Set exercise:
Take the material and output all of it exactly.

Dataset:

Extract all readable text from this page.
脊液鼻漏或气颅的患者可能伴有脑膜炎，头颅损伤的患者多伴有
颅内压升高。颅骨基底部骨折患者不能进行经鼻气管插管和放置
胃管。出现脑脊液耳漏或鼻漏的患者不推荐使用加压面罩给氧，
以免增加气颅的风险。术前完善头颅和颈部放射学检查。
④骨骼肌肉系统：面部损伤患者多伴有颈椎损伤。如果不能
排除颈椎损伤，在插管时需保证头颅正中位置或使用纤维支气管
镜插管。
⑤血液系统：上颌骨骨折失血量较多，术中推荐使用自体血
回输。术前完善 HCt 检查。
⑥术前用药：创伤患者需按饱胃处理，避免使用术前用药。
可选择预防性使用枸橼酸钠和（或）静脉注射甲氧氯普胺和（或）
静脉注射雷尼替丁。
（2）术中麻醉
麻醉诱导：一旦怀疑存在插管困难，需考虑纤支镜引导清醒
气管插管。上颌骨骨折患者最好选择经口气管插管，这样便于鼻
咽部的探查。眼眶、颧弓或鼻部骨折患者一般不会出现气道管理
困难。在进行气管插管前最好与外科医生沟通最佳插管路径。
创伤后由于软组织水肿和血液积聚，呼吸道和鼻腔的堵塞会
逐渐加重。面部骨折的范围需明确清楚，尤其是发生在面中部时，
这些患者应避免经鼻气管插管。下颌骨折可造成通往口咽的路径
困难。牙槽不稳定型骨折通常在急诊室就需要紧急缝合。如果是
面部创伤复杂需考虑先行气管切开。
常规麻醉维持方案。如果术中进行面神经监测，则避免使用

Response:
Extract all readable text from this page.
脊液鼻漏或气颅的患者可能伴有脑膜炎，头颅损伤的患者多伴有
颅内压升高。颅骨基底部骨折患者不能进行经鼻气管插管和放置
胃管。出现脑脊液耳漏或鼻漏的患者不推荐使用加压面罩给氧，
以免增加气颅的风险。术前完善头颅和颈部放射学检查。
④骨骼肌肉系统：面部损伤患者多伴有颈椎损伤。如果不能
排除颈椎损伤，在插管时需保证头颅正中位置或使用纤维支气管
镜插管。
⑤血液系统：上颌骨骨折失血量较多，术中推荐使用自体血
回输。术前完善 HCt 检查。
⑥术前用药：创伤患者需按饱胃处理，避免使用术前用药。
可选择预防性使用枸橼酸钠和（或）静脉注射甲氧氯普胺和（或）
静脉注射雷尼替丁。
（2）术中麻醉
麻醉诱导：一旦怀疑存在插管困难，需考虑纤支镜引导清醒
气管插管。上颌骨骨折患者最好选择经口气管插管，这样便于鼻
咽部的探查。眼眶、颧弓或鼻部骨折患者一般不会出现气道管理
困难。在进行气管插管前最好与外科医生沟通最佳插管路径。
创伤后由于软组织水肿和血液积聚，呼吸道和鼻腔的堵塞会
逐渐加重。面部骨折的范围需明确清楚，尤其是发生在面中部时，
这些患者应避免经鼻气管插管。下颌骨折可造成通往口咽的路径
困难。牙槽不稳定型骨折通常在急诊室就需要紧急缝合。如果是
面部创伤复杂需考虑先行气管切开。
常规麻醉维持方案。如果术中进行面神经监测，则避免使用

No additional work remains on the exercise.